start
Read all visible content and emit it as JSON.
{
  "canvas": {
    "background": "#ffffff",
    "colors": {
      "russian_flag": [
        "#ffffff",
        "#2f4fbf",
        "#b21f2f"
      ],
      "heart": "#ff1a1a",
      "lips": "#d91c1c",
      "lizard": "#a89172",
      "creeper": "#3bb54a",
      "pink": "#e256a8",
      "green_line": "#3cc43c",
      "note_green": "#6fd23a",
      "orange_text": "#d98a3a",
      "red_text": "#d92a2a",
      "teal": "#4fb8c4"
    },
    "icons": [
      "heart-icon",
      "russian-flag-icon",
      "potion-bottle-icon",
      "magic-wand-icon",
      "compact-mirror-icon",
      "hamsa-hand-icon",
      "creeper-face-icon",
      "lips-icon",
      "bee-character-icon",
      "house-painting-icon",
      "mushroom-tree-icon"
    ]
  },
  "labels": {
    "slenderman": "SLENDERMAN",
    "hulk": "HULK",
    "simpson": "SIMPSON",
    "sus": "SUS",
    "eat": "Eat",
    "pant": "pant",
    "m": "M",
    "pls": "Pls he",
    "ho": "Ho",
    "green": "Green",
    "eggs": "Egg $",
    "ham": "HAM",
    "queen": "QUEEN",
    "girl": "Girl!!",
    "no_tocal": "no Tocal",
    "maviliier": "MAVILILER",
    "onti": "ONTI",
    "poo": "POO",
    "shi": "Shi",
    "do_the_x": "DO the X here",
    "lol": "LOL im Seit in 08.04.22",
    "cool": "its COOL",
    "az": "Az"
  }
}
end
[WORK REQUIRED]: Each record above should be output again exactly.

[RESULT FOR THIS TASK]:
Read all visible content and emit it as JSON.
{
  "canvas": {
    "background": "#ffffff",
    "colors": {
      "russian_flag": [
        "#ffffff",
        "#2f4fbf",
        "#b21f2f"
      ],
      "heart": "#ff1a1a",
      "lips": "#d91c1c",
      "lizard": "#a89172",
      "creeper": "#3bb54a",
      "pink": "#e256a8",
      "green_line": "#3cc43c",
      "note_green": "#6fd23a",
      "orange_text": "#d98a3a",
      "red_text": "#d92a2a",
      "teal": "#4fb8c4"
    },
    "icons": [
      "heart-icon",
      "russian-flag-icon",
      "potion-bottle-icon",
      "magic-wand-icon",
      "compact-mirror-icon",
      "hamsa-hand-icon",
      "creeper-face-icon",
      "lips-icon",
      "bee-character-icon",
      "house-painting-icon",
      "mushroom-tree-icon"
    ]
  },
  "labels": {
    "slenderman": "SLENDERMAN",
    "hulk": "HULK",
    "simpson": "SIMPSON",
    "sus": "SUS",
    "eat": "Eat",
    "pant": "pant",
    "m": "M",
    "pls": "Pls he",
    "ho": "Ho",
    "green": "Green",
    "eggs": "Egg $",
    "ham": "HAM",
    "queen": "QUEEN",
    "girl": "Girl!!",
    "no_tocal": "no Tocal",
    "maviliier": "MAVILILER",
    "onti": "ONTI",
    "poo": "POO",
    "shi": "Shi",
    "do_the_x": "DO the X here",
    "lol": "LOL im Seit in 08.04.22",
    "cool": "its COOL",
    "az": "Az"
  }
}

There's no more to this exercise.